RECORD SET:
* begin *

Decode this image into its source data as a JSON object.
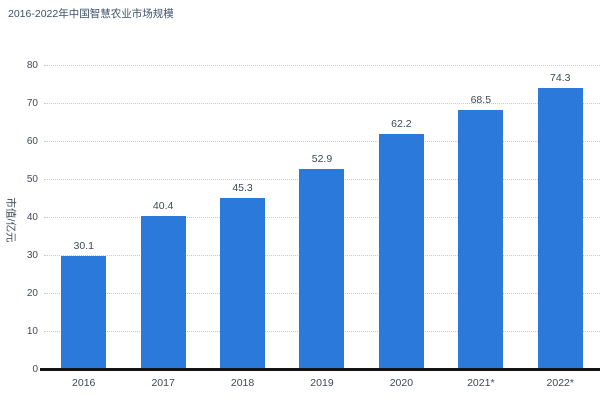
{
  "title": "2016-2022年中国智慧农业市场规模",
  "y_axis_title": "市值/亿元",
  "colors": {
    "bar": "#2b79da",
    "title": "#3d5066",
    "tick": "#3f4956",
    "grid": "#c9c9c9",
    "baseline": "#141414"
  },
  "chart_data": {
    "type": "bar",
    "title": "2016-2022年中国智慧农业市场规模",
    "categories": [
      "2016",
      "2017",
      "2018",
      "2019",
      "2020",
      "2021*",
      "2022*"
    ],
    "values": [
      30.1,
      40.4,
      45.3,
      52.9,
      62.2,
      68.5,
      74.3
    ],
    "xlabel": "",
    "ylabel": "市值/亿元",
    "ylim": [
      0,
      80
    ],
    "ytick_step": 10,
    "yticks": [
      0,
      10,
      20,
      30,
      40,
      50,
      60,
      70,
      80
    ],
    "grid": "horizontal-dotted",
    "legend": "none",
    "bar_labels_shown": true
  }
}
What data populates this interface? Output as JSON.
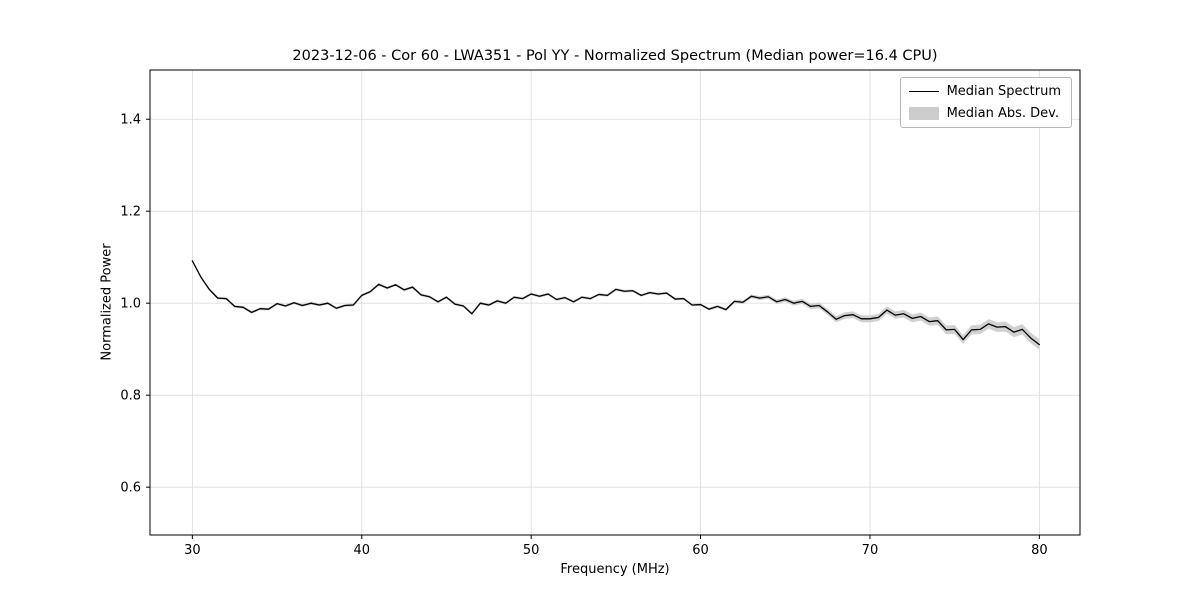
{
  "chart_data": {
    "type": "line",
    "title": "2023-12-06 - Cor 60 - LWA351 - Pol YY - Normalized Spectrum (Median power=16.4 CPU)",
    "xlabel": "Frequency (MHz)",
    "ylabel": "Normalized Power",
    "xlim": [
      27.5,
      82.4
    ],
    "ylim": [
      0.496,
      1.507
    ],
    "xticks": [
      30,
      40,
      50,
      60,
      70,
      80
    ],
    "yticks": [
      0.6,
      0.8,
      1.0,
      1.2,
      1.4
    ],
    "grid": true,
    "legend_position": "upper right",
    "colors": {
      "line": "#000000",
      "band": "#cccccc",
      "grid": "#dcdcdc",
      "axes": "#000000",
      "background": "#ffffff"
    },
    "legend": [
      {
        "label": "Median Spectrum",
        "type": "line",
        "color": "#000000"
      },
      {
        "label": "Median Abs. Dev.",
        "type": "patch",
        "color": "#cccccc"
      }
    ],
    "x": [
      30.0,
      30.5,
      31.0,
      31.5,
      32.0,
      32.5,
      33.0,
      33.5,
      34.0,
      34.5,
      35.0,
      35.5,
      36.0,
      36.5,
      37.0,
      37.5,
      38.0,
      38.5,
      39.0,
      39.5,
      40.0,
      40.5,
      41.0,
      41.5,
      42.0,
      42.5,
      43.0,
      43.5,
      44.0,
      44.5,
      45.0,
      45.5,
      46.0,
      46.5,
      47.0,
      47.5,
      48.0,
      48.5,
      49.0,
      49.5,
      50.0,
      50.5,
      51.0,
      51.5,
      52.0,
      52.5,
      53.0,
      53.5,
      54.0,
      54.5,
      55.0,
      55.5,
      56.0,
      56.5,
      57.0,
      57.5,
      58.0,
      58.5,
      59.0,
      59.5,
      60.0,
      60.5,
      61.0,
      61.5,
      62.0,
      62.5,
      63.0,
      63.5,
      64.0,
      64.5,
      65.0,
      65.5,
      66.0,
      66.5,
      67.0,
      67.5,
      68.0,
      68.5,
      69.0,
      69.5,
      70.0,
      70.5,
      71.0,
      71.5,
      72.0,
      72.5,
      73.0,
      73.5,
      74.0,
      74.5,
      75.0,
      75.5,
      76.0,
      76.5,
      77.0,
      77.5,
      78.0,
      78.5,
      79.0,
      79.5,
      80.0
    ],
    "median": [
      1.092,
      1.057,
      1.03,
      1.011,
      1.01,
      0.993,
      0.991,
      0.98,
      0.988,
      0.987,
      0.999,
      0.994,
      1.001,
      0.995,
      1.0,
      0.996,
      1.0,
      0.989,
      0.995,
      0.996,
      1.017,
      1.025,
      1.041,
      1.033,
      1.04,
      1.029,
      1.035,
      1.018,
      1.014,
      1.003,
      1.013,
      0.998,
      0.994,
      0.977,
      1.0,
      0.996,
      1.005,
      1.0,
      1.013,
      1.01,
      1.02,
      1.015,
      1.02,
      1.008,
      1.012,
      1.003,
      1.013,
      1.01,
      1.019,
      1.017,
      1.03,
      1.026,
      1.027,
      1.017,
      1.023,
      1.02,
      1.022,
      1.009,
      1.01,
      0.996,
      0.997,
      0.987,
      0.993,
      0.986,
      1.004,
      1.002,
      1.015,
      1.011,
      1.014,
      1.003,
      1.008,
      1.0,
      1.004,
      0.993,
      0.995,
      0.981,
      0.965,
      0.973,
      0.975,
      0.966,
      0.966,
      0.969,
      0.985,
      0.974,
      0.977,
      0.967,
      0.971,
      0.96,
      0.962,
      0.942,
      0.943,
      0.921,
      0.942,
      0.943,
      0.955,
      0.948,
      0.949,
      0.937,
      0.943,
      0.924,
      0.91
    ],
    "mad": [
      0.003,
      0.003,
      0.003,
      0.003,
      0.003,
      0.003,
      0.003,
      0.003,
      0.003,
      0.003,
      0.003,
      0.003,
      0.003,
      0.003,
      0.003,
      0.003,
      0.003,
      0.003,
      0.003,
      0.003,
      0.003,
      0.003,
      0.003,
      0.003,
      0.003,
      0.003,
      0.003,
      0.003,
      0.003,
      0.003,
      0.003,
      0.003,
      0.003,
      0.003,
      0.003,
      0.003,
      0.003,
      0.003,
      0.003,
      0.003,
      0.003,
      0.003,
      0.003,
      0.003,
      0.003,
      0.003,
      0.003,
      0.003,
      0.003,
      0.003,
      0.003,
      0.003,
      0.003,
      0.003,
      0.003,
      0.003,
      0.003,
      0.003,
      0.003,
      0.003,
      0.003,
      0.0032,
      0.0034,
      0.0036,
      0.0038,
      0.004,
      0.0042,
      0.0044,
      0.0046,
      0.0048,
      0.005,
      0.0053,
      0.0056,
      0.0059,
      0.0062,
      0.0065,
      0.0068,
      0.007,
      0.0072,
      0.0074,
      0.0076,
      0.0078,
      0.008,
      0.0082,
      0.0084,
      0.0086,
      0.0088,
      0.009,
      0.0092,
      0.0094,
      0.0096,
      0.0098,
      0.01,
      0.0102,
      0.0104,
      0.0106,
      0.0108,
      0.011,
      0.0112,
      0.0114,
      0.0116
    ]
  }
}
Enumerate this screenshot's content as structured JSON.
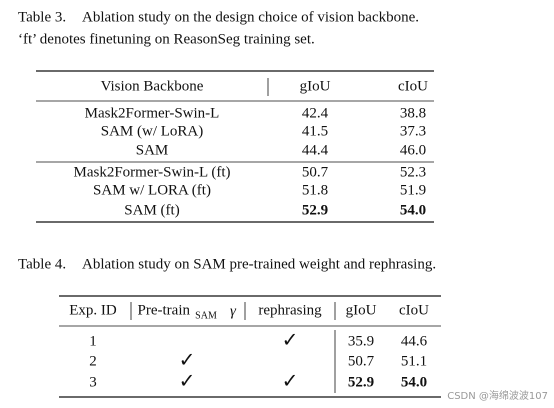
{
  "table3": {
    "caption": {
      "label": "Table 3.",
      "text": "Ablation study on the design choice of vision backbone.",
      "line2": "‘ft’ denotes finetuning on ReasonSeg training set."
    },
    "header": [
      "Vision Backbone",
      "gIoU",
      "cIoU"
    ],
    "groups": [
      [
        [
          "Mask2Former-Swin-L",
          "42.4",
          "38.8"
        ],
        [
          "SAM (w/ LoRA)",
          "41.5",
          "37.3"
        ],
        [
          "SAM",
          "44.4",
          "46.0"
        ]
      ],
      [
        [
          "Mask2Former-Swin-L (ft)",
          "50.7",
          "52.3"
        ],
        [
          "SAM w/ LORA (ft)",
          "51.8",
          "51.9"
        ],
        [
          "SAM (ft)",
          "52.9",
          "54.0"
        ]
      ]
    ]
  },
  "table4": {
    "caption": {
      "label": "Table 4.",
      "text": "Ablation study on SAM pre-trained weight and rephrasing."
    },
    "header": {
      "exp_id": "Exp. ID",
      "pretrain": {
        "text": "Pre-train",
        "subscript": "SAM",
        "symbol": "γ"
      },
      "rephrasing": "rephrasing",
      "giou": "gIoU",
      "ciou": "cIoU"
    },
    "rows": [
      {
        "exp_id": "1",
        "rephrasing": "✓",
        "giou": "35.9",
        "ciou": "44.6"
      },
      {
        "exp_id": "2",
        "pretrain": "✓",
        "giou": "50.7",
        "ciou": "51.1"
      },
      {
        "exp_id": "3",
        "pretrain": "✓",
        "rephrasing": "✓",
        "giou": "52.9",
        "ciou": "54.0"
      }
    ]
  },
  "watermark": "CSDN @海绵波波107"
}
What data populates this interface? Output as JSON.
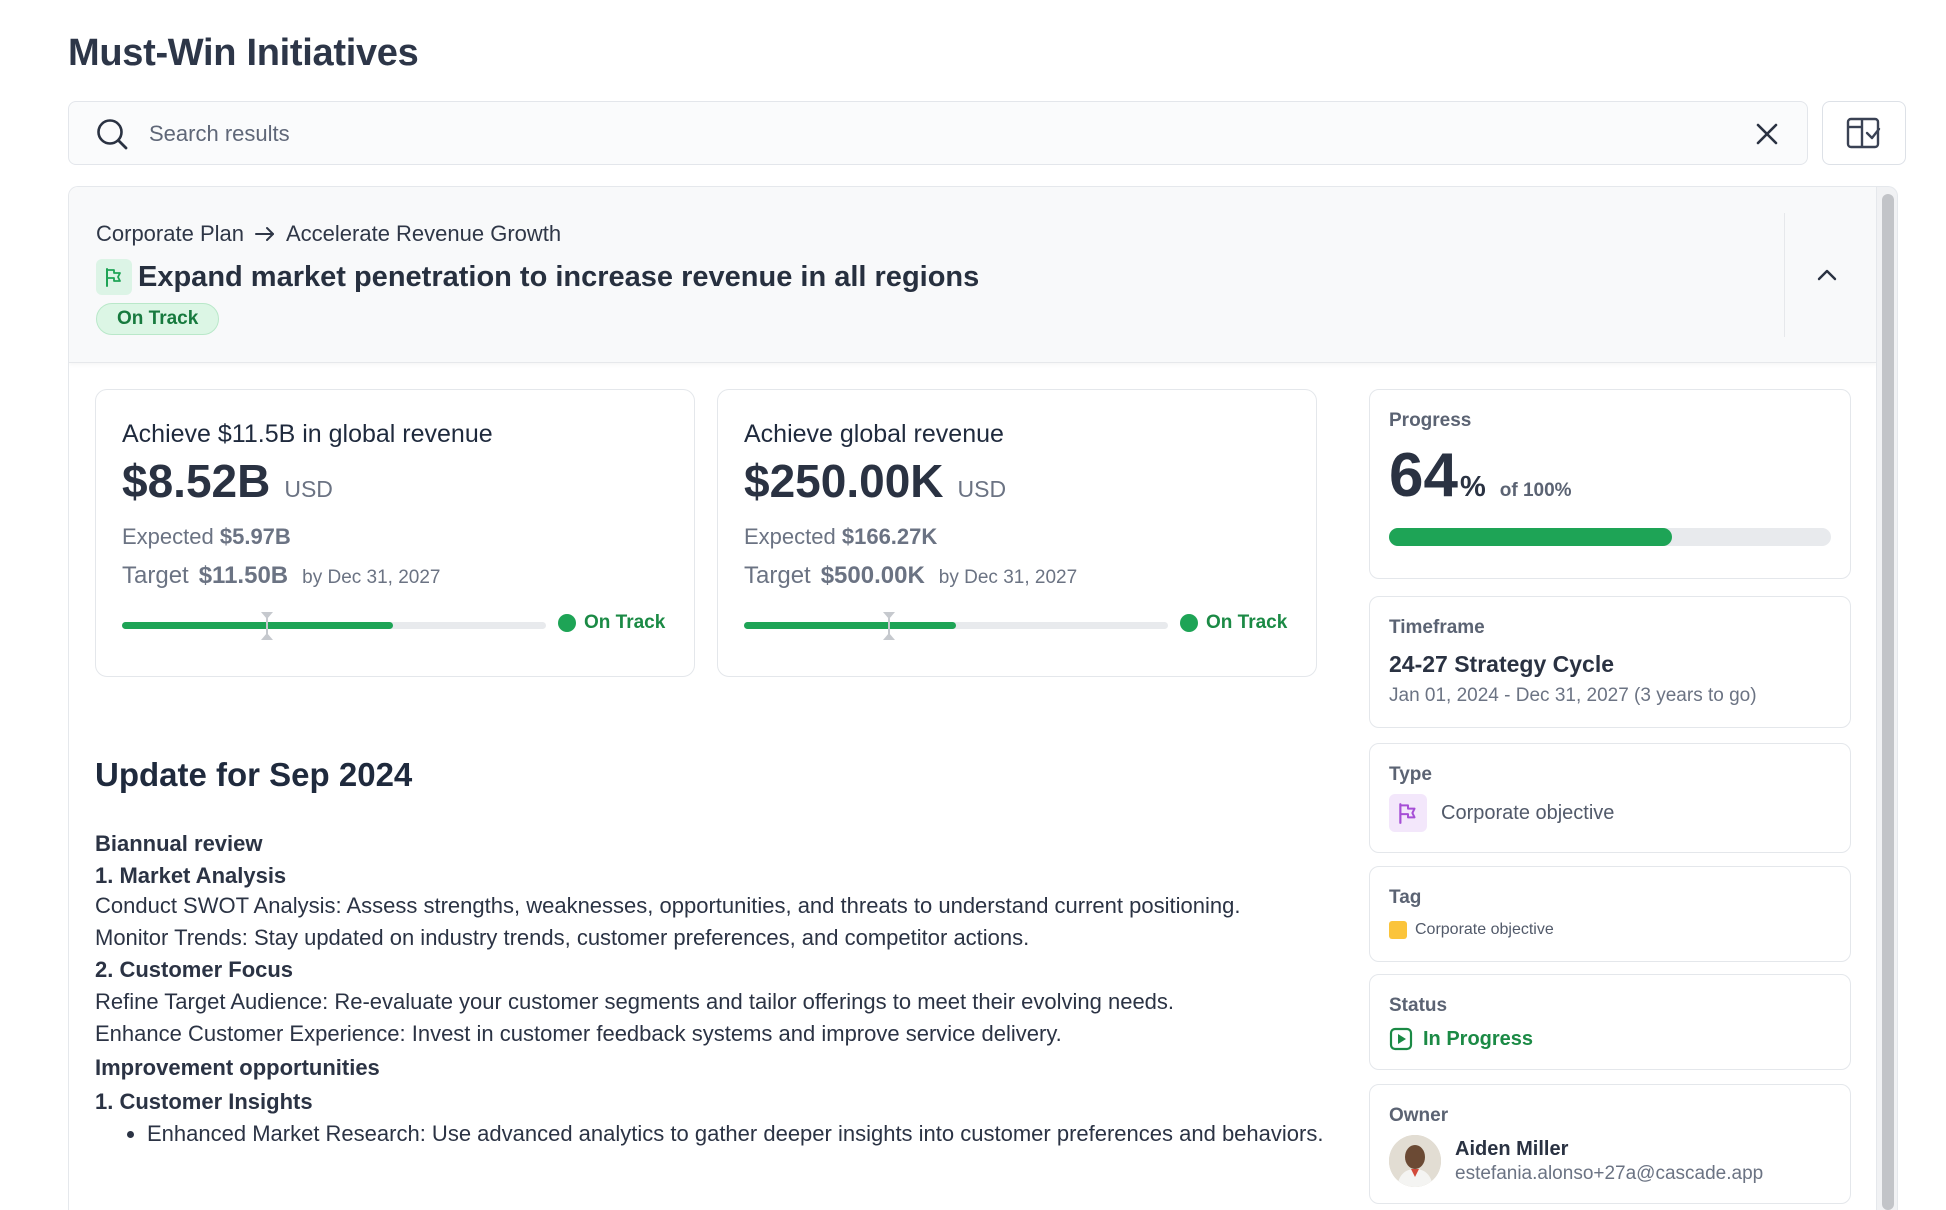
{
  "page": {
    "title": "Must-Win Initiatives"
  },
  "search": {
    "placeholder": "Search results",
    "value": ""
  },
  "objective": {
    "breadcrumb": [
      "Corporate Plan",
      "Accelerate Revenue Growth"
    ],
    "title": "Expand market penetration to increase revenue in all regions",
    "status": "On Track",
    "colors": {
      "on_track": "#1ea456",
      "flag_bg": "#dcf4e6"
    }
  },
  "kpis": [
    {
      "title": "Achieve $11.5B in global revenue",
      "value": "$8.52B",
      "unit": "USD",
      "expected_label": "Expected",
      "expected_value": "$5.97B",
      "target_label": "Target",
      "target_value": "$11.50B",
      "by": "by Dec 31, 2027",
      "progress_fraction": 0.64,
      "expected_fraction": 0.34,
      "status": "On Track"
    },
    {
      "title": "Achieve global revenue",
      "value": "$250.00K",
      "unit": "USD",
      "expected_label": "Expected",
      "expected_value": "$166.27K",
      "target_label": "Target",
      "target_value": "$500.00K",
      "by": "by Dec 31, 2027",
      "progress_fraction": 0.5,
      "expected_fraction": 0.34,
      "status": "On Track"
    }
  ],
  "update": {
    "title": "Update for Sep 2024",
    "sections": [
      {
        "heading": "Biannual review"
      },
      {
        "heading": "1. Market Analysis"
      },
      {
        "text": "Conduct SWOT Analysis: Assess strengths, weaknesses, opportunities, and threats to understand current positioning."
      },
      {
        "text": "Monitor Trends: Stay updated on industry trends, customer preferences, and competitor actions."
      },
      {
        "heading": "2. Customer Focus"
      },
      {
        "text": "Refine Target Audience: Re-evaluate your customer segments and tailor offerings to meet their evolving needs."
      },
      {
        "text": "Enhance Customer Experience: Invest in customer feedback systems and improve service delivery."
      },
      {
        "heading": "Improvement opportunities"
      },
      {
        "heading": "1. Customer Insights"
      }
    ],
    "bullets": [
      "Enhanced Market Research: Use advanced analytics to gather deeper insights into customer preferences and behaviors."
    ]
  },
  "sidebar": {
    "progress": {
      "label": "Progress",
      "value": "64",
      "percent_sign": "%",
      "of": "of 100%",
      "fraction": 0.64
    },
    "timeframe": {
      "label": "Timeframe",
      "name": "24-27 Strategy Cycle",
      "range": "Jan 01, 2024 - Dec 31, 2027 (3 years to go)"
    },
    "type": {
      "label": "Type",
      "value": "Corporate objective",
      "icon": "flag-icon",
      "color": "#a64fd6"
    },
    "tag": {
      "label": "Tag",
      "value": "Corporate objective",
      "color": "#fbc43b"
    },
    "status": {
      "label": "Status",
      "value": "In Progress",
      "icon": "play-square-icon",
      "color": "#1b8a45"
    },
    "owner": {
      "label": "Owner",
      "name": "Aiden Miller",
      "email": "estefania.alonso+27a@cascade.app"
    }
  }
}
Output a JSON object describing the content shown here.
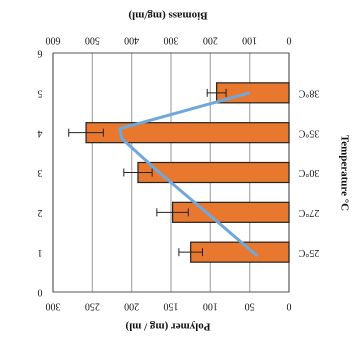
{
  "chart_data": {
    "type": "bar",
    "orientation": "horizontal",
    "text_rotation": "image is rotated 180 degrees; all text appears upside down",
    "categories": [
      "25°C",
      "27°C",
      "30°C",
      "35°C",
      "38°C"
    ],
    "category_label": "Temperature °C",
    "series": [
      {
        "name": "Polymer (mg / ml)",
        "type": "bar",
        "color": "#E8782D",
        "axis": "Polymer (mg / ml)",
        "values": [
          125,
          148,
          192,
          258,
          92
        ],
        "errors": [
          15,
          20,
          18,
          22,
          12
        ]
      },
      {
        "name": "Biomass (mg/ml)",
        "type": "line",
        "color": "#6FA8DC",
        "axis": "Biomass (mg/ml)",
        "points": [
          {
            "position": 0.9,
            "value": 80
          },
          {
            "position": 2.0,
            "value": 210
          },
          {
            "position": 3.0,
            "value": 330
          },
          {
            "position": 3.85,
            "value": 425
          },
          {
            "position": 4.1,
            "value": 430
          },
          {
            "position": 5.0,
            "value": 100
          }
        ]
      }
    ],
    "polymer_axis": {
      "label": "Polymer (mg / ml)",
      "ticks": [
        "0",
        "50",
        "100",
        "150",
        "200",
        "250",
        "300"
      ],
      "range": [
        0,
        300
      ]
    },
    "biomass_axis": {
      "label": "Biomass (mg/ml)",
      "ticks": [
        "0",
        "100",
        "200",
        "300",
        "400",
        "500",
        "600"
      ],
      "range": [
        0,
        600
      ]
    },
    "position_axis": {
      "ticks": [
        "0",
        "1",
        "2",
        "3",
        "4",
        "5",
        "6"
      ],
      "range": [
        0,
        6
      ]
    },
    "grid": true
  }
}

* end *

TASK GOAL: Identify and copy lines that hold the string "Ablation".

RESPONSE TO THE EXERCISE:
      "text": "Ablation study on the design choice of vision backbone.",
      "text": "Ablation study on SAM pre-trained weight and rephrasing."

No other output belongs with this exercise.